Directive
Produce the listing below again, exactly as shown.

Exercise materials
▽

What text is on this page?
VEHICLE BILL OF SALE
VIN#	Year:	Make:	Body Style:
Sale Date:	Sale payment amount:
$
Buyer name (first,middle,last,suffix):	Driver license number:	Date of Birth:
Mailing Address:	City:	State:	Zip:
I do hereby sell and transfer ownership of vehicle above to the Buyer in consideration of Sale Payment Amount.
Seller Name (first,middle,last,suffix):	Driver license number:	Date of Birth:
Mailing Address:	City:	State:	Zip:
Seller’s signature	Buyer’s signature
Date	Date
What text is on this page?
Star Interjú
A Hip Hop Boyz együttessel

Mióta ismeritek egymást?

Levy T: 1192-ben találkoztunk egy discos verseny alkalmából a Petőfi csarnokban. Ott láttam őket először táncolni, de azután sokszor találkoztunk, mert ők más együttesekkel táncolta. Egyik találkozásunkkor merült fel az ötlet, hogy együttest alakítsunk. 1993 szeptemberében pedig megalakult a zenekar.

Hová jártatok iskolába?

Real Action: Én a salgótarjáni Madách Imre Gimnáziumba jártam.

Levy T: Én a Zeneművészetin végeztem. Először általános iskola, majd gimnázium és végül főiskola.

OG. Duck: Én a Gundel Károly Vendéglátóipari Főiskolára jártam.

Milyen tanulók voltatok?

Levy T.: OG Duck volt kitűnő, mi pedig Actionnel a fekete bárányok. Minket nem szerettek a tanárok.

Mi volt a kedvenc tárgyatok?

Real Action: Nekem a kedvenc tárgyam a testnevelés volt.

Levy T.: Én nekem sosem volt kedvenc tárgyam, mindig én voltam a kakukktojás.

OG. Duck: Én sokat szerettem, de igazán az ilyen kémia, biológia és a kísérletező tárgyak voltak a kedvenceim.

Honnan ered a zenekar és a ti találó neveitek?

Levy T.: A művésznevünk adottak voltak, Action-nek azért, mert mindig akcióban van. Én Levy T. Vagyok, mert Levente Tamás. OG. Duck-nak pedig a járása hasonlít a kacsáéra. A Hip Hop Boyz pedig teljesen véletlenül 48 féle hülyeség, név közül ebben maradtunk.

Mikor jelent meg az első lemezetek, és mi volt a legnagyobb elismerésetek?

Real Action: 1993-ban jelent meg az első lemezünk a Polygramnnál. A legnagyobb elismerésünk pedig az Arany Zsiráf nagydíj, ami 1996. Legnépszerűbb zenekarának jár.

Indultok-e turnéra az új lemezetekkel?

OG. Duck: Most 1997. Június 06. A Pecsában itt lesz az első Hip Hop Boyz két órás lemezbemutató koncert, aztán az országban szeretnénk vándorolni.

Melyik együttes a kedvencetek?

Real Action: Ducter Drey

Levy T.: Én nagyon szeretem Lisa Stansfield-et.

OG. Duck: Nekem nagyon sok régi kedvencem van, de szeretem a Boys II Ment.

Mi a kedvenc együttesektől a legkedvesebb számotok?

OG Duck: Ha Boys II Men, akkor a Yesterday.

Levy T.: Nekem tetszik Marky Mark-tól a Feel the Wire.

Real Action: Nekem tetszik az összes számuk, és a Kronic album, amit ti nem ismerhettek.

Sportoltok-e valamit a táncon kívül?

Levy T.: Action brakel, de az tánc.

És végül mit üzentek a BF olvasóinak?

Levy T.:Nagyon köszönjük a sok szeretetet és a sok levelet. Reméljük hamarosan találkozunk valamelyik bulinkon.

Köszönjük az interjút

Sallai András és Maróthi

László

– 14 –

△

Task output
What text is on this page?
VEHICLE BILL OF SALE
VIN#	Year:	Make:	Body Style:
Sale Date:	Sale payment amount:
$
Buyer name (first,middle,last,suffix):	Driver license number:	Date of Birth:
Mailing Address:	City:	State:	Zip:
I do hereby sell and transfer ownership of vehicle above to the Buyer in consideration of Sale Payment Amount.
Seller Name (first,middle,last,suffix):	Driver license number:	Date of Birth:
Mailing Address:	City:	State:	Zip:
Seller’s signature	Buyer’s signature
Date	Date
What text is on this page?
Star Interjú
A Hip Hop Boyz együttessel

Mióta ismeritek egymást?

Levy T: 1192-ben találkoztunk egy discos verseny alkalmából a Petőfi csarnokban. Ott láttam őket először táncolni, de azután sokszor találkoztunk, mert ők más együttesekkel táncolta. Egyik találkozásunkkor merült fel az ötlet, hogy együttest alakítsunk. 1993 szeptemberében pedig megalakult a zenekar.

Hová jártatok iskolába?

Real Action: Én a salgótarjáni Madách Imre Gimnáziumba jártam.

Levy T: Én a Zeneművészetin végeztem. Először általános iskola, majd gimnázium és végül főiskola.

OG. Duck: Én a Gundel Károly Vendéglátóipari Főiskolára jártam.

Milyen tanulók voltatok?

Levy T.: OG Duck volt kitűnő, mi pedig Actionnel a fekete bárányok. Minket nem szerettek a tanárok.

Mi volt a kedvenc tárgyatok?

Real Action: Nekem a kedvenc tárgyam a testnevelés volt.

Levy T.: Én nekem sosem volt kedvenc tárgyam, mindig én voltam a kakukktojás.

OG. Duck: Én sokat szerettem, de igazán az ilyen kémia, biológia és a kísérletező tárgyak voltak a kedvenceim.

Honnan ered a zenekar és a ti találó neveitek?

Levy T.: A művésznevünk adottak voltak, Action-nek azért, mert mindig akcióban van. Én Levy T. Vagyok, mert Levente Tamás. OG. Duck-nak pedig a járása hasonlít a kacsáéra. A Hip Hop Boyz pedig teljesen véletlenül 48 féle hülyeség, név közül ebben maradtunk.

Mikor jelent meg az első lemezetek, és mi volt a legnagyobb elismerésetek?

Real Action: 1993-ban jelent meg az első lemezünk a Polygramnnál. A legnagyobb elismerésünk pedig az Arany Zsiráf nagydíj, ami 1996. Legnépszerűbb zenekarának jár.

Indultok-e turnéra az új lemezetekkel?

OG. Duck: Most 1997. Június 06. A Pecsában itt lesz az első Hip Hop Boyz két órás lemezbemutató koncert, aztán az országban szeretnénk vándorolni.

Melyik együttes a kedvencetek?

Real Action: Ducter Drey

Levy T.: Én nagyon szeretem Lisa Stansfield-et.

OG. Duck: Nekem nagyon sok régi kedvencem van, de szeretem a Boys II Ment.

Mi a kedvenc együttesektől a legkedvesebb számotok?

OG Duck: Ha Boys II Men, akkor a Yesterday.

Levy T.: Nekem tetszik Marky Mark-tól a Feel the Wire.

Real Action: Nekem tetszik az összes számuk, és a Kronic album, amit ti nem ismerhettek.

Sportoltok-e valamit a táncon kívül?

Levy T.: Action brakel, de az tánc.

És végül mit üzentek a BF olvasóinak?

Levy T.:Nagyon köszönjük a sok szeretetet és a sok levelet. Reméljük hamarosan találkozunk valamelyik bulinkon.

Köszönjük az interjút

Sallai András és Maróthi

László

– 14 –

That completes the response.